Start EXERCISE MATERIAL
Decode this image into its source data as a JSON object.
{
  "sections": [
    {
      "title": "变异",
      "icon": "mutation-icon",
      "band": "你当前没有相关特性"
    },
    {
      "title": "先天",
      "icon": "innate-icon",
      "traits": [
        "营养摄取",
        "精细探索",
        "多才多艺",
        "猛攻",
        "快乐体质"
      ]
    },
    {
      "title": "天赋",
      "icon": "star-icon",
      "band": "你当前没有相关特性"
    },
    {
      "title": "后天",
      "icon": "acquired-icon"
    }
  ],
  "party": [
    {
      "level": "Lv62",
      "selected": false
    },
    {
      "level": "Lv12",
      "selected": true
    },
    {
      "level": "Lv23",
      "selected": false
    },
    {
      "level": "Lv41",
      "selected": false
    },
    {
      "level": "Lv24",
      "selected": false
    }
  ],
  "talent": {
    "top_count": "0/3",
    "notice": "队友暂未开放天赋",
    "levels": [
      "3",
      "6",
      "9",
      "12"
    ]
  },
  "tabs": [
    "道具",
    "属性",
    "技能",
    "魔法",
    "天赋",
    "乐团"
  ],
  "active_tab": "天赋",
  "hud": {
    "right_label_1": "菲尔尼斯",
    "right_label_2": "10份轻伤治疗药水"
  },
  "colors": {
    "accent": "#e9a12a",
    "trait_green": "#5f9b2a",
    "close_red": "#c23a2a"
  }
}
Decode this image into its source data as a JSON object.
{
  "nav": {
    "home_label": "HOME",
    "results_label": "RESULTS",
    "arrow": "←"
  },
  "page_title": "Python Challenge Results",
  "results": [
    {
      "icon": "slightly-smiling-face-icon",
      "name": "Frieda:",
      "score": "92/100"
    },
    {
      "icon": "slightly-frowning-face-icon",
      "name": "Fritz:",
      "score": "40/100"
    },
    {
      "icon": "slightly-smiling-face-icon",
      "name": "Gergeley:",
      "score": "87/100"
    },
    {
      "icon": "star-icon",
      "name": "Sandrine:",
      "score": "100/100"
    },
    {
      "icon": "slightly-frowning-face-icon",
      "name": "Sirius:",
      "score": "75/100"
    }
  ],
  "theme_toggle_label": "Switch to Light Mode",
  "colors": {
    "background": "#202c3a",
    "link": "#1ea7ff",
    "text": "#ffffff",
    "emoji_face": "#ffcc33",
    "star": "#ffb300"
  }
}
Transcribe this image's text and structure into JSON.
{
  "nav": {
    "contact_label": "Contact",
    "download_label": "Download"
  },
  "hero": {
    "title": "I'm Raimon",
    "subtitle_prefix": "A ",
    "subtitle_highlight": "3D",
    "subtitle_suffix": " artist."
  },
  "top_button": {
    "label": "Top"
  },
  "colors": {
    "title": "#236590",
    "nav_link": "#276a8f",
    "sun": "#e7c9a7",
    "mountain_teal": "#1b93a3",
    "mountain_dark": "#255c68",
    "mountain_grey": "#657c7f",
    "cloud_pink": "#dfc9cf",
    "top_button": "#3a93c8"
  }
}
End EXERCISE MATERIAL
SHORT TASK:
Copy out exactly the lines from the line with "Transcribe this image's" to the end of the listing, including both of those lines, and give nothing else.

WORKED SOLUTION:
Transcribe this image's text and structure into JSON.
{
  "nav": {
    "contact_label": "Contact",
    "download_label": "Download"
  },
  "hero": {
    "title": "I'm Raimon",
    "subtitle_prefix": "A ",
    "subtitle_highlight": "3D",
    "subtitle_suffix": " artist."
  },
  "top_button": {
    "label": "Top"
  },
  "colors": {
    "title": "#236590",
    "nav_link": "#276a8f",
    "sun": "#e7c9a7",
    "mountain_teal": "#1b93a3",
    "mountain_dark": "#255c68",
    "mountain_grey": "#657c7f",
    "cloud_pink": "#dfc9cf",
    "top_button": "#3a93c8"
  }
}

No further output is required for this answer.